[TASK INSTRUCTIONS] Rewrite the rows below with every instance of "Nordic" changed to "Scandinavian" and all other text left unchanged. Omit the pictures from your answer.
╔══
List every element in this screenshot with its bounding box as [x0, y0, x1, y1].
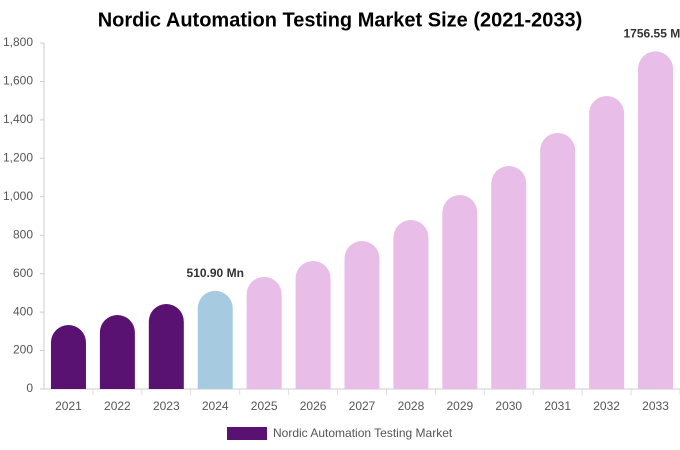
y-tick-label: 1,600 [3, 74, 33, 88]
bar [491, 166, 527, 389]
chart-title: Nordic Automation Testing Market Size (2… [98, 9, 583, 31]
x-tick-label: 2026 [300, 399, 327, 413]
x-tick-label: 2032 [593, 399, 620, 413]
bar [246, 276, 282, 389]
y-tick-label: 1,200 [3, 151, 33, 165]
y-tick-label: 1,800 [3, 35, 33, 49]
bar [295, 260, 331, 389]
x-tick-label: 2021 [55, 399, 82, 413]
x-tick-label: 2027 [349, 399, 376, 413]
bar [442, 195, 478, 389]
x-tick-label: 2022 [104, 399, 131, 413]
x-tick-label: 2023 [153, 399, 180, 413]
x-tick-label: 2029 [446, 399, 473, 413]
legend-swatch [227, 427, 267, 440]
y-tick-label: 1,000 [3, 189, 33, 203]
bar [344, 240, 380, 389]
y-tick-label: 0 [26, 381, 33, 395]
y-tick-label: 200 [13, 343, 33, 357]
bar [638, 51, 674, 390]
y-tick-label: 800 [13, 227, 33, 241]
value-label: 1756.55 Mn [624, 27, 680, 41]
bar [589, 96, 625, 389]
bar [50, 324, 86, 389]
y-tick-label: 600 [13, 266, 33, 280]
x-tick-label: 2024 [202, 399, 229, 413]
bar [197, 290, 233, 389]
x-tick-label: 2031 [544, 399, 571, 413]
value-label: 510.90 Mn [187, 266, 244, 280]
y-tick-label: 1,400 [3, 112, 33, 126]
x-tick-label: 2030 [495, 399, 522, 413]
y-tick-label: 400 [13, 304, 33, 318]
legend-label: Nordic Automation Testing Market [273, 426, 453, 440]
x-tick-label: 2033 [642, 399, 669, 413]
bar [99, 314, 135, 389]
bar [148, 304, 184, 389]
bar [393, 220, 429, 389]
x-tick-label: 2025 [251, 399, 278, 413]
bar [540, 132, 576, 389]
x-tick-label: 2028 [398, 399, 425, 413]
╚══
[EXERCISE OUTPUT]
List every element in this screenshot with its bounding box as [x0, y0, x1, y1].
y-tick-label: 1,600 [3, 74, 33, 88]
bar [491, 166, 527, 389]
chart-title: Scandinavian Automation Testing Market Size (2… [98, 9, 583, 31]
x-tick-label: 2026 [300, 399, 327, 413]
x-tick-label: 2032 [593, 399, 620, 413]
bar [246, 276, 282, 389]
y-tick-label: 1,200 [3, 151, 33, 165]
y-tick-label: 1,800 [3, 35, 33, 49]
bar [295, 260, 331, 389]
x-tick-label: 2021 [55, 399, 82, 413]
x-tick-label: 2027 [349, 399, 376, 413]
bar [442, 195, 478, 389]
x-tick-label: 2022 [104, 399, 131, 413]
x-tick-label: 2023 [153, 399, 180, 413]
x-tick-label: 2029 [446, 399, 473, 413]
legend-swatch [227, 427, 267, 440]
y-tick-label: 1,000 [3, 189, 33, 203]
bar [344, 240, 380, 389]
y-tick-label: 0 [26, 381, 33, 395]
y-tick-label: 200 [13, 343, 33, 357]
bar [638, 51, 674, 390]
y-tick-label: 800 [13, 227, 33, 241]
value-label: 1756.55 Mn [624, 27, 680, 41]
bar [589, 96, 625, 389]
bar [50, 324, 86, 389]
y-tick-label: 600 [13, 266, 33, 280]
x-tick-label: 2024 [202, 399, 229, 413]
bar [197, 290, 233, 389]
x-tick-label: 2031 [544, 399, 571, 413]
value-label: 510.90 Mn [187, 266, 244, 280]
y-tick-label: 1,400 [3, 112, 33, 126]
x-tick-label: 2030 [495, 399, 522, 413]
y-tick-label: 400 [13, 304, 33, 318]
legend-label: Scandinavian Automation Testing Market [273, 426, 453, 440]
x-tick-label: 2033 [642, 399, 669, 413]
bar [99, 314, 135, 389]
bar [148, 304, 184, 389]
bar [393, 220, 429, 389]
x-tick-label: 2025 [251, 399, 278, 413]
bar [540, 132, 576, 389]
x-tick-label: 2028 [398, 399, 425, 413]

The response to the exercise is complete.